MATERIAL FOR THIS TASK:
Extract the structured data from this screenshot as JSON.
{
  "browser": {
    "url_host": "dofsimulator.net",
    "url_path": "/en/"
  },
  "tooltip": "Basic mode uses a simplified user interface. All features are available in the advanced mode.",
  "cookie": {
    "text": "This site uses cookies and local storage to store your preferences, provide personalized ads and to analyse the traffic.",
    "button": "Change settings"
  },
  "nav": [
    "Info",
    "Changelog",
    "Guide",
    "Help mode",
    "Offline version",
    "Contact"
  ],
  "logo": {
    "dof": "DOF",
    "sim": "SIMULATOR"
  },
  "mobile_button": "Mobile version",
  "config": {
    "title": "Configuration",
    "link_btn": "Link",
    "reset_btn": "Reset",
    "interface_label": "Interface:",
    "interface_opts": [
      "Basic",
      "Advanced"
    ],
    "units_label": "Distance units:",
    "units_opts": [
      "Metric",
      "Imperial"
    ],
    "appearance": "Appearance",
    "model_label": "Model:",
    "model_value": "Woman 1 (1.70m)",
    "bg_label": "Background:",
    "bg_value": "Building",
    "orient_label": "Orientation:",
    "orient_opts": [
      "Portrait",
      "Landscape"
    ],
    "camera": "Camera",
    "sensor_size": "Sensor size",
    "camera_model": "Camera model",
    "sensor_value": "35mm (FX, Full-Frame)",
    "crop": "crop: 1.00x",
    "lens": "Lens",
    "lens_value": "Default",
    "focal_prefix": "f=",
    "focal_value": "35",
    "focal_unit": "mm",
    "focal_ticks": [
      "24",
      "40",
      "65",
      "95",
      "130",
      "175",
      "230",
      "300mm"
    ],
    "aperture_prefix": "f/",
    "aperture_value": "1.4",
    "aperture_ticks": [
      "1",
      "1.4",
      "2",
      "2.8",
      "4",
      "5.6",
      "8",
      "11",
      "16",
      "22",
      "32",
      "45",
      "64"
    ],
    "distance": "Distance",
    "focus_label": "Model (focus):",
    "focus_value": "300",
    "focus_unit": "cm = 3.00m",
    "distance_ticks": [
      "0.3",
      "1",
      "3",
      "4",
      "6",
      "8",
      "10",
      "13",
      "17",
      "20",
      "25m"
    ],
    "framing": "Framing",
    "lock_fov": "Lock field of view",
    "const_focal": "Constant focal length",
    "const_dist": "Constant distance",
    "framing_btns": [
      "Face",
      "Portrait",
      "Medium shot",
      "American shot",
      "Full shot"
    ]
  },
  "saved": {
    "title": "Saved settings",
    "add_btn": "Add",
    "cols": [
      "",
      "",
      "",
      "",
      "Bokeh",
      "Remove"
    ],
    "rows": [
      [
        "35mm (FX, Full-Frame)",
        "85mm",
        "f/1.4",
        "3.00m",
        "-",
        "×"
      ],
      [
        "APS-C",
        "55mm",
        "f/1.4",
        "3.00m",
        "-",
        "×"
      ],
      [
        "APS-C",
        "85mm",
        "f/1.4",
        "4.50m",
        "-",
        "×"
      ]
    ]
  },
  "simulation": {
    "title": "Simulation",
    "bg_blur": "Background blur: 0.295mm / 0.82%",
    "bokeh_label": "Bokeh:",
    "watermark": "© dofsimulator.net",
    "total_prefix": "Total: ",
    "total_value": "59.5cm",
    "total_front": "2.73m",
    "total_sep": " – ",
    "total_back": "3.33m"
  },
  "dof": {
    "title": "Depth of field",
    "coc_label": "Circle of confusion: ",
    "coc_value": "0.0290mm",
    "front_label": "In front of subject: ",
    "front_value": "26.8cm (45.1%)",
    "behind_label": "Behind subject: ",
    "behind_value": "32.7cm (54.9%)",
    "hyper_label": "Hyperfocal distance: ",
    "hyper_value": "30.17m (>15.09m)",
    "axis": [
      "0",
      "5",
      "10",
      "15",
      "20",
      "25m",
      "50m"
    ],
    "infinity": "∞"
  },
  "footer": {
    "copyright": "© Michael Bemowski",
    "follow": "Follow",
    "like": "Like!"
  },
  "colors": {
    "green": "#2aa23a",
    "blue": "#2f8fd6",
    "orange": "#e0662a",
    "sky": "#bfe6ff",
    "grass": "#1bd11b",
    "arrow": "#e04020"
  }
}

WHAT IS REQUIRED:
Take the material above and return all of it exactly.

FINISHED ANSWER:
Extract the structured data from this screenshot as JSON.
{
  "browser": {
    "url_host": "dofsimulator.net",
    "url_path": "/en/"
  },
  "tooltip": "Basic mode uses a simplified user interface. All features are available in the advanced mode.",
  "cookie": {
    "text": "This site uses cookies and local storage to store your preferences, provide personalized ads and to analyse the traffic.",
    "button": "Change settings"
  },
  "nav": [
    "Info",
    "Changelog",
    "Guide",
    "Help mode",
    "Offline version",
    "Contact"
  ],
  "logo": {
    "dof": "DOF",
    "sim": "SIMULATOR"
  },
  "mobile_button": "Mobile version",
  "config": {
    "title": "Configuration",
    "link_btn": "Link",
    "reset_btn": "Reset",
    "interface_label": "Interface:",
    "interface_opts": [
      "Basic",
      "Advanced"
    ],
    "units_label": "Distance units:",
    "units_opts": [
      "Metric",
      "Imperial"
    ],
    "appearance": "Appearance",
    "model_label": "Model:",
    "model_value": "Woman 1 (1.70m)",
    "bg_label": "Background:",
    "bg_value": "Building",
    "orient_label": "Orientation:",
    "orient_opts": [
      "Portrait",
      "Landscape"
    ],
    "camera": "Camera",
    "sensor_size": "Sensor size",
    "camera_model": "Camera model",
    "sensor_value": "35mm (FX, Full-Frame)",
    "crop": "crop: 1.00x",
    "lens": "Lens",
    "lens_value": "Default",
    "focal_prefix": "f=",
    "focal_value": "35",
    "focal_unit": "mm",
    "focal_ticks": [
      "24",
      "40",
      "65",
      "95",
      "130",
      "175",
      "230",
      "300mm"
    ],
    "aperture_prefix": "f/",
    "aperture_value": "1.4",
    "aperture_ticks": [
      "1",
      "1.4",
      "2",
      "2.8",
      "4",
      "5.6",
      "8",
      "11",
      "16",
      "22",
      "32",
      "45",
      "64"
    ],
    "distance": "Distance",
    "focus_label": "Model (focus):",
    "focus_value": "300",
    "focus_unit": "cm = 3.00m",
    "distance_ticks": [
      "0.3",
      "1",
      "3",
      "4",
      "6",
      "8",
      "10",
      "13",
      "17",
      "20",
      "25m"
    ],
    "framing": "Framing",
    "lock_fov": "Lock field of view",
    "const_focal": "Constant focal length",
    "const_dist": "Constant distance",
    "framing_btns": [
      "Face",
      "Portrait",
      "Medium shot",
      "American shot",
      "Full shot"
    ]
  },
  "saved": {
    "title": "Saved settings",
    "add_btn": "Add",
    "cols": [
      "",
      "",
      "",
      "",
      "Bokeh",
      "Remove"
    ],
    "rows": [
      [
        "35mm (FX, Full-Frame)",
        "85mm",
        "f/1.4",
        "3.00m",
        "-",
        "×"
      ],
      [
        "APS-C",
        "55mm",
        "f/1.4",
        "3.00m",
        "-",
        "×"
      ],
      [
        "APS-C",
        "85mm",
        "f/1.4",
        "4.50m",
        "-",
        "×"
      ]
    ]
  },
  "simulation": {
    "title": "Simulation",
    "bg_blur": "Background blur: 0.295mm / 0.82%",
    "bokeh_label": "Bokeh:",
    "watermark": "© dofsimulator.net",
    "total_prefix": "Total: ",
    "total_value": "59.5cm",
    "total_front": "2.73m",
    "total_sep": " – ",
    "total_back": "3.33m"
  },
  "dof": {
    "title": "Depth of field",
    "coc_label": "Circle of confusion: ",
    "coc_value": "0.0290mm",
    "front_label": "In front of subject: ",
    "front_value": "26.8cm (45.1%)",
    "behind_label": "Behind subject: ",
    "behind_value": "32.7cm (54.9%)",
    "hyper_label": "Hyperfocal distance: ",
    "hyper_value": "30.17m (>15.09m)",
    "axis": [
      "0",
      "5",
      "10",
      "15",
      "20",
      "25m",
      "50m"
    ],
    "infinity": "∞"
  },
  "footer": {
    "copyright": "© Michael Bemowski",
    "follow": "Follow",
    "like": "Like!"
  },
  "colors": {
    "green": "#2aa23a",
    "blue": "#2f8fd6",
    "orange": "#e0662a",
    "sky": "#bfe6ff",
    "grass": "#1bd11b",
    "arrow": "#e04020"
  }
}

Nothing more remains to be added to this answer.